What this task involves - Print the entire listing. Each line must match the original exactly.

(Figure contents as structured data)
──────────────────────────────

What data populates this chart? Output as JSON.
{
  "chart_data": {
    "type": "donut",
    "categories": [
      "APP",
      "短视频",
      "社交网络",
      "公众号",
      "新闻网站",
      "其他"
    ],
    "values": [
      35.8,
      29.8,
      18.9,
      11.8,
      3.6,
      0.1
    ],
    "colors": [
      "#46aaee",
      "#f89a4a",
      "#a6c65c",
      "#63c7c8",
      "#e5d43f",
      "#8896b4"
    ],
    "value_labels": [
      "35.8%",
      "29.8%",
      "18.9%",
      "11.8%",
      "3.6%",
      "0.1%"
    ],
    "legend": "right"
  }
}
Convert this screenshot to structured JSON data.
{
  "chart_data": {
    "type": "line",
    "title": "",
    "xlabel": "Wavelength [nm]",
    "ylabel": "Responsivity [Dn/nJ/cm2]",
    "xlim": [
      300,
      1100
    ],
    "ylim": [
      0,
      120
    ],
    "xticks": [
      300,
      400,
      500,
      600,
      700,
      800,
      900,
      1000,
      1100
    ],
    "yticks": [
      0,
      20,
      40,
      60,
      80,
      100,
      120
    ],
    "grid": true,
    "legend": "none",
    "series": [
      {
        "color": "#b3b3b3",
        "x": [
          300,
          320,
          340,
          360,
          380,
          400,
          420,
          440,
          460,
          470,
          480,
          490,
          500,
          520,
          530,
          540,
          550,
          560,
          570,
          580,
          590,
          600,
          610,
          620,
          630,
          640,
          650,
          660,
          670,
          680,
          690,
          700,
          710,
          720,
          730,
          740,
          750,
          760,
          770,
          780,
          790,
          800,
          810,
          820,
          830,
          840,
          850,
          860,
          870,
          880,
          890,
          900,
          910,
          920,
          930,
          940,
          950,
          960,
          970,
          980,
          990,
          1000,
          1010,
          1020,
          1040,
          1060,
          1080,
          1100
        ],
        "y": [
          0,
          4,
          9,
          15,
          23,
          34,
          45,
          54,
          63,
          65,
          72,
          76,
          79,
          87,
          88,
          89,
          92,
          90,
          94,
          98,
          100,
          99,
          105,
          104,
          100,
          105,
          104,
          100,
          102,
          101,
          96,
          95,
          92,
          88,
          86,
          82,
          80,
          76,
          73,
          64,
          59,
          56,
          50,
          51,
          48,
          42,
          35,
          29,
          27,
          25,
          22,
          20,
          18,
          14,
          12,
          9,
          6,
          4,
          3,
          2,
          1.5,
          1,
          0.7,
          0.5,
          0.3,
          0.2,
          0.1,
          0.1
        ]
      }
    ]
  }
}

──────────────────────────────

Reply to the exercise -
What data populates this chart? Output as JSON.
{
  "chart_data": {
    "type": "donut",
    "categories": [
      "APP",
      "短视频",
      "社交网络",
      "公众号",
      "新闻网站",
      "其他"
    ],
    "values": [
      35.8,
      29.8,
      18.9,
      11.8,
      3.6,
      0.1
    ],
    "colors": [
      "#46aaee",
      "#f89a4a",
      "#a6c65c",
      "#63c7c8",
      "#e5d43f",
      "#8896b4"
    ],
    "value_labels": [
      "35.8%",
      "29.8%",
      "18.9%",
      "11.8%",
      "3.6%",
      "0.1%"
    ],
    "legend": "right"
  }
}
Convert this screenshot to structured JSON data.
{
  "chart_data": {
    "type": "line",
    "title": "",
    "xlabel": "Wavelength [nm]",
    "ylabel": "Responsivity [Dn/nJ/cm2]",
    "xlim": [
      300,
      1100
    ],
    "ylim": [
      0,
      120
    ],
    "xticks": [
      300,
      400,
      500,
      600,
      700,
      800,
      900,
      1000,
      1100
    ],
    "yticks": [
      0,
      20,
      40,
      60,
      80,
      100,
      120
    ],
    "grid": true,
    "legend": "none",
    "series": [
      {
        "color": "#b3b3b3",
        "x": [
          300,
          320,
          340,
          360,
          380,
          400,
          420,
          440,
          460,
          470,
          480,
          490,
          500,
          520,
          530,
          540,
          550,
          560,
          570,
          580,
          590,
          600,
          610,
          620,
          630,
          640,
          650,
          660,
          670,
          680,
          690,
          700,
          710,
          720,
          730,
          740,
          750,
          760,
          770,
          780,
          790,
          800,
          810,
          820,
          830,
          840,
          850,
          860,
          870,
          880,
          890,
          900,
          910,
          920,
          930,
          940,
          950,
          960,
          970,
          980,
          990,
          1000,
          1010,
          1020,
          1040,
          1060,
          1080,
          1100
        ],
        "y": [
          0,
          4,
          9,
          15,
          23,
          34,
          45,
          54,
          63,
          65,
          72,
          76,
          79,
          87,
          88,
          89,
          92,
          90,
          94,
          98,
          100,
          99,
          105,
          104,
          100,
          105,
          104,
          100,
          102,
          101,
          96,
          95,
          92,
          88,
          86,
          82,
          80,
          76,
          73,
          64,
          59,
          56,
          50,
          51,
          48,
          42,
          35,
          29,
          27,
          25,
          22,
          20,
          18,
          14,
          12,
          9,
          6,
          4,
          3,
          2,
          1.5,
          1,
          0.7,
          0.5,
          0.3,
          0.2,
          0.1,
          0.1
        ]
      }
    ]
  }
}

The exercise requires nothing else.